● **Input rows**
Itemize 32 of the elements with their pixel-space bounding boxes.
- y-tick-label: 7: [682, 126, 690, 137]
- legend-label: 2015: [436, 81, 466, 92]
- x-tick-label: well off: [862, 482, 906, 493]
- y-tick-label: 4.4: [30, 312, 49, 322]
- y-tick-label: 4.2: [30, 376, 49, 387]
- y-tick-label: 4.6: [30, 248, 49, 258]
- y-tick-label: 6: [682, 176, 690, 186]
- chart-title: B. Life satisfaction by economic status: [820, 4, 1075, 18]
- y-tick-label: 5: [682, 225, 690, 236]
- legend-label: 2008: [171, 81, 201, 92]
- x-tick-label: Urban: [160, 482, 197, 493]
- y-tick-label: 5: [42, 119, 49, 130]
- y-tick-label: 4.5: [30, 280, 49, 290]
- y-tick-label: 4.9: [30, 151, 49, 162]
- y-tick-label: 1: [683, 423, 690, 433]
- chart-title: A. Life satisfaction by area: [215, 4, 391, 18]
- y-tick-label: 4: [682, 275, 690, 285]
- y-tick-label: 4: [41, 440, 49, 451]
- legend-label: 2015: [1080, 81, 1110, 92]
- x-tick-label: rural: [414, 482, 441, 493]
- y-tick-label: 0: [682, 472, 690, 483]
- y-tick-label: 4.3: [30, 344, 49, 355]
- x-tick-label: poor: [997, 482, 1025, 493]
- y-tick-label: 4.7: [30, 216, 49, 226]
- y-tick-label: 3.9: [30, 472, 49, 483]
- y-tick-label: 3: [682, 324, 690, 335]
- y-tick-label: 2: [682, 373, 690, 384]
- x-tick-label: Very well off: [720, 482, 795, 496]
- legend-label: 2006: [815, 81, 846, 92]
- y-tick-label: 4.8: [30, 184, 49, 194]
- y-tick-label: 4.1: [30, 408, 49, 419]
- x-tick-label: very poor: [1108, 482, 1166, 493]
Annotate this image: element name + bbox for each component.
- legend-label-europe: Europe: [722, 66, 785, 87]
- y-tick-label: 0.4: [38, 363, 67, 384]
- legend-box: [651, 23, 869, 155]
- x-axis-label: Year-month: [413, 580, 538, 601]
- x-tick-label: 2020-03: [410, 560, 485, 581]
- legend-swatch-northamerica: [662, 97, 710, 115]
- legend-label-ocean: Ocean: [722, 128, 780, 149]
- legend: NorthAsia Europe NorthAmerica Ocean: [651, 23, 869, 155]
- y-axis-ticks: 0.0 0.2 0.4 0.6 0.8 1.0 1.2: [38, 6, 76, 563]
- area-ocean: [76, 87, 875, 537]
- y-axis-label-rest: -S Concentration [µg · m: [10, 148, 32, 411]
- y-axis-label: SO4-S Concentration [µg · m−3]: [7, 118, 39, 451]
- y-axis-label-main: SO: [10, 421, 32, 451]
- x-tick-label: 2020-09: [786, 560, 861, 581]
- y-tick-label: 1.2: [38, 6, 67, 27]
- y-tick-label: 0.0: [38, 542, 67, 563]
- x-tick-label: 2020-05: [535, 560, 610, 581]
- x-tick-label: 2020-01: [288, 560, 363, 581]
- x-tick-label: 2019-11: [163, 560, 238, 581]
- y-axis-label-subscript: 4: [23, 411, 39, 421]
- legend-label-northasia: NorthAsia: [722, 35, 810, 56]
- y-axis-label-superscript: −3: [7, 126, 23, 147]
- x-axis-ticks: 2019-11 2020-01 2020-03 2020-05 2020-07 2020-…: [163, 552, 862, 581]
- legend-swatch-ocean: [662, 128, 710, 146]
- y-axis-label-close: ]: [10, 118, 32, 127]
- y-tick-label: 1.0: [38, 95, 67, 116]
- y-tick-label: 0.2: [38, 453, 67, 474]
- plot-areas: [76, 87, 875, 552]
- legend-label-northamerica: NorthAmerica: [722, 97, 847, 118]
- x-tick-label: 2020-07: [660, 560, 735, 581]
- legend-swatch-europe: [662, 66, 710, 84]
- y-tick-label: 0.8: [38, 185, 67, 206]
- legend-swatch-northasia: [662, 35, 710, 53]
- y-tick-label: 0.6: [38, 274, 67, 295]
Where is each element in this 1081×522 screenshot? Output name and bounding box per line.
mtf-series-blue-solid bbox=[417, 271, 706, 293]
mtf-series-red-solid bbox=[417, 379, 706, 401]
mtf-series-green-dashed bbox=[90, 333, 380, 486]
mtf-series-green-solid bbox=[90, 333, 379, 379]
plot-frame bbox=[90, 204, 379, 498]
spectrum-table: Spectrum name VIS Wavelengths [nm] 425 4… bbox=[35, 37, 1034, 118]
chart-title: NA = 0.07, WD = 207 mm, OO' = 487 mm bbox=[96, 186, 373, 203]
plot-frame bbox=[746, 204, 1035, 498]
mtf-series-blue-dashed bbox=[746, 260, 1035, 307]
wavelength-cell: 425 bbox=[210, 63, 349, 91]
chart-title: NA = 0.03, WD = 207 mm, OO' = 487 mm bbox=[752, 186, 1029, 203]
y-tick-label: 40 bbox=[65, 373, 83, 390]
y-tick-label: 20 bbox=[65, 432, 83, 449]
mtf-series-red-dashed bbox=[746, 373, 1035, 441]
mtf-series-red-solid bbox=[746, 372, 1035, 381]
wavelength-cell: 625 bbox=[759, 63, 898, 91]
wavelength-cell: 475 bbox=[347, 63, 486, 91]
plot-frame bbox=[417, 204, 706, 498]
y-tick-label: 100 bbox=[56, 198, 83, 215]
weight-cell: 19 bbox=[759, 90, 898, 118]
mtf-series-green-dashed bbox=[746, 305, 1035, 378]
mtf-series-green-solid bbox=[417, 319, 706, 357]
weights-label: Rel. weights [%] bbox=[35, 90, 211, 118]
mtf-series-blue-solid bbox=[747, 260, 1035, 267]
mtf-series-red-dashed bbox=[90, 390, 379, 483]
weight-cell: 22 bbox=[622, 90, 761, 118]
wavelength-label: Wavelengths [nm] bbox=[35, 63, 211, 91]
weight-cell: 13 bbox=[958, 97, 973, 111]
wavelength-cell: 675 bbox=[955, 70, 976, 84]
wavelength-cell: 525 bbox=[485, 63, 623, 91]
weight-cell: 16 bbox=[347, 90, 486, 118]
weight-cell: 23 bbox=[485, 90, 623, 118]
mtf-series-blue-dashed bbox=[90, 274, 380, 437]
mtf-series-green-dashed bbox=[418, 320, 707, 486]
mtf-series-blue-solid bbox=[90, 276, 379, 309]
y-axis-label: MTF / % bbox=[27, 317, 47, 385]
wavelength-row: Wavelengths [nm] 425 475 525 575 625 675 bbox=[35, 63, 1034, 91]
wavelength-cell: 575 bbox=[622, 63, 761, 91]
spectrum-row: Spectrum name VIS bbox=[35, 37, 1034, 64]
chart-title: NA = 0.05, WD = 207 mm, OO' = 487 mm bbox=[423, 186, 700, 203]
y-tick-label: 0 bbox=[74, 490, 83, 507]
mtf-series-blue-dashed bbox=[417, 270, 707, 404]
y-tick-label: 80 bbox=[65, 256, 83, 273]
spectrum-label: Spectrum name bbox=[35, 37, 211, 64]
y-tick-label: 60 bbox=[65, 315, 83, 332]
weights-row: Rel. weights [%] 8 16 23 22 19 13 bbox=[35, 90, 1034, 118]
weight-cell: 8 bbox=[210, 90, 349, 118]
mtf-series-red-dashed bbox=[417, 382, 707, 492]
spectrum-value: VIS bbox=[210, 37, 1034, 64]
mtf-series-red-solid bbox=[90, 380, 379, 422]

● **Goal**
Count the lines in the material above that contain the string "name", matching case exactly, and reply with only the number.

● **Reply to the task**
5